Directions for this task
Take the records underneath and set them down exactly.

The records
____________

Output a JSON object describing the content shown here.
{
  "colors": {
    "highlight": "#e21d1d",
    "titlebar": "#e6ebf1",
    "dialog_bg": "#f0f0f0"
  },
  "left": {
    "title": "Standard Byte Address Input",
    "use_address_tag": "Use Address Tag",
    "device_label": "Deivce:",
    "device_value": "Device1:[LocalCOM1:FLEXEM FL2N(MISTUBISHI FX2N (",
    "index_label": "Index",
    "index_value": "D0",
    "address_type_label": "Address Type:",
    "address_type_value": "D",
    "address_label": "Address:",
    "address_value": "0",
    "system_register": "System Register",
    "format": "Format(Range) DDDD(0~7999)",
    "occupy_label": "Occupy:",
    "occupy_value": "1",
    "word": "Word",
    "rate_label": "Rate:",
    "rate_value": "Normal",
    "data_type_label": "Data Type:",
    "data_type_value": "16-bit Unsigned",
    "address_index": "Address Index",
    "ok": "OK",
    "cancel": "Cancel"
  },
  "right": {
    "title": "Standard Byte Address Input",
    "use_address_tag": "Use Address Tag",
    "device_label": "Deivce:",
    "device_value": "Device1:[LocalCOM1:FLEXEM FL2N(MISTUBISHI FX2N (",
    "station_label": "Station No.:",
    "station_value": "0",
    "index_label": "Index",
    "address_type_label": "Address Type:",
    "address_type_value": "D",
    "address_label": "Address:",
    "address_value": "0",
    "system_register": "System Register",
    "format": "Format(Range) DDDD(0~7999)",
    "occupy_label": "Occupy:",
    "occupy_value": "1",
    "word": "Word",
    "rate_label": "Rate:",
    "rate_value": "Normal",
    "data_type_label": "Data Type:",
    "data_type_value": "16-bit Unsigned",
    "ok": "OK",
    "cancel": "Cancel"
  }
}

____________

Solution for this problem
Output a JSON object describing the content shown here.
{
  "colors": {
    "highlight": "#e21d1d",
    "titlebar": "#e6ebf1",
    "dialog_bg": "#f0f0f0"
  },
  "left": {
    "title": "Standard Byte Address Input",
    "use_address_tag": "Use Address Tag",
    "device_label": "Deivce:",
    "device_value": "Device1:[LocalCOM1:FLEXEM FL2N(MISTUBISHI FX2N (",
    "index_label": "Index",
    "index_value": "D0",
    "address_type_label": "Address Type:",
    "address_type_value": "D",
    "address_label": "Address:",
    "address_value": "0",
    "system_register": "System Register",
    "format": "Format(Range) DDDD(0~7999)",
    "occupy_label": "Occupy:",
    "occupy_value": "1",
    "word": "Word",
    "rate_label": "Rate:",
    "rate_value": "Normal",
    "data_type_label": "Data Type:",
    "data_type_value": "16-bit Unsigned",
    "address_index": "Address Index",
    "ok": "OK",
    "cancel": "Cancel"
  },
  "right": {
    "title": "Standard Byte Address Input",
    "use_address_tag": "Use Address Tag",
    "device_label": "Deivce:",
    "device_value": "Device1:[LocalCOM1:FLEXEM FL2N(MISTUBISHI FX2N (",
    "station_label": "Station No.:",
    "station_value": "0",
    "index_label": "Index",
    "address_type_label": "Address Type:",
    "address_type_value": "D",
    "address_label": "Address:",
    "address_value": "0",
    "system_register": "System Register",
    "format": "Format(Range) DDDD(0~7999)",
    "occupy_label": "Occupy:",
    "occupy_value": "1",
    "word": "Word",
    "rate_label": "Rate:",
    "rate_value": "Normal",
    "data_type_label": "Data Type:",
    "data_type_value": "16-bit Unsigned",
    "ok": "OK",
    "cancel": "Cancel"
  }
}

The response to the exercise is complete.